■ Exercise objective
Omit the images, then print each record below exactly as it reads.

■ Entries provided
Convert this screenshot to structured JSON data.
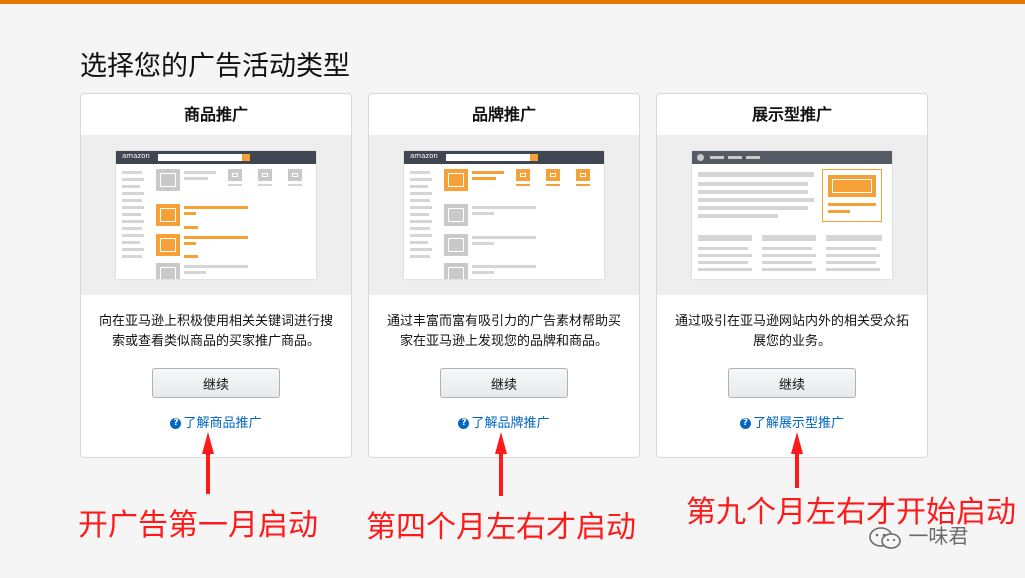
{
  "page": {
    "heading": "选择您的广告活动类型"
  },
  "cards": [
    {
      "title": "商品推广",
      "description": "向在亚马逊上积极使用相关关键词进行搜索或查看类似商品的买家推广商品。",
      "button": "继续",
      "learn_more": "了解商品推广"
    },
    {
      "title": "品牌推广",
      "description": "通过丰富而富有吸引力的广告素材帮助买家在亚马逊上发现您的品牌和商品。",
      "button": "继续",
      "learn_more": "了解品牌推广"
    },
    {
      "title": "展示型推广",
      "description": "通过吸引在亚马逊网站内外的相关受众拓展您的业务。",
      "button": "继续",
      "learn_more": "了解展示型推广"
    }
  ],
  "annotations": [
    "开广告第一月启动",
    "第四个月左右才启动",
    "第九个月左右才开始启动"
  ],
  "mock": {
    "brand": "amazon"
  },
  "watermark": "一味君",
  "colors": {
    "accent": "#e77600",
    "link": "#0066c0",
    "annotation": "#ff1a1a"
  }
}
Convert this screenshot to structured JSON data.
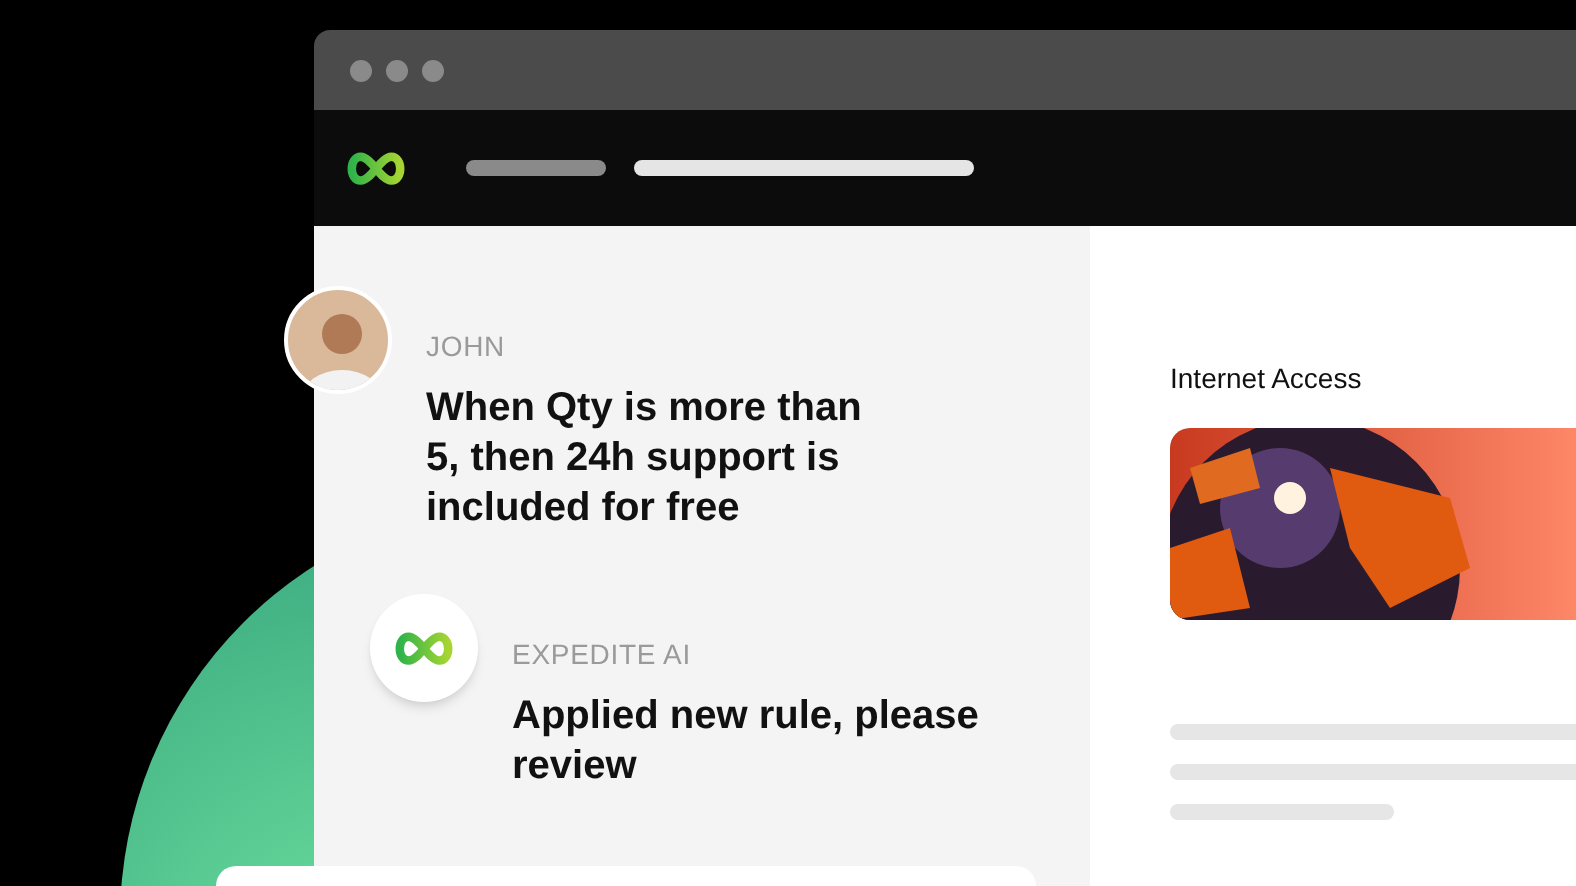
{
  "chat": [
    {
      "kind": "user",
      "name": "JOHN",
      "text": "When Qty is more than 5, then 24h support is included for free"
    },
    {
      "kind": "ai",
      "name": "EXPEDITE AI",
      "text": "Applied new rule, please review"
    }
  ],
  "panel": {
    "title": "Internet Access"
  }
}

■ Response to this exercise
Convert this screenshot to structured JSON data.
{
  "page": {
    "heading": "选择您的广告活动类型"
  },
  "cards": [
    {
      "title": "商品推广",
      "description": "向在亚马逊上积极使用相关关键词进行搜索或查看类似商品的买家推广商品。",
      "button": "继续",
      "learn_more": "了解商品推广"
    },
    {
      "title": "品牌推广",
      "description": "通过丰富而富有吸引力的广告素材帮助买家在亚马逊上发现您的品牌和商品。",
      "button": "继续",
      "learn_more": "了解品牌推广"
    },
    {
      "title": "展示型推广",
      "description": "通过吸引在亚马逊网站内外的相关受众拓展您的业务。",
      "button": "继续",
      "learn_more": "了解展示型推广"
    }
  ],
  "annotations": [
    "开广告第一月启动",
    "第四个月左右才启动",
    "第九个月左右才开始启动"
  ],
  "mock": {
    "brand": "amazon"
  },
  "watermark": "一味君",
  "colors": {
    "accent": "#e77600",
    "link": "#0066c0",
    "annotation": "#ff1a1a"
  }
}
Convert this screenshot to structured JSON data.
{
  "chat": [
    {
      "kind": "user",
      "name": "JOHN",
      "text": "When Qty is more than 5, then 24h support is included for free"
    },
    {
      "kind": "ai",
      "name": "EXPEDITE AI",
      "text": "Applied new rule, please review"
    }
  ],
  "panel": {
    "title": "Internet Access"
  }
}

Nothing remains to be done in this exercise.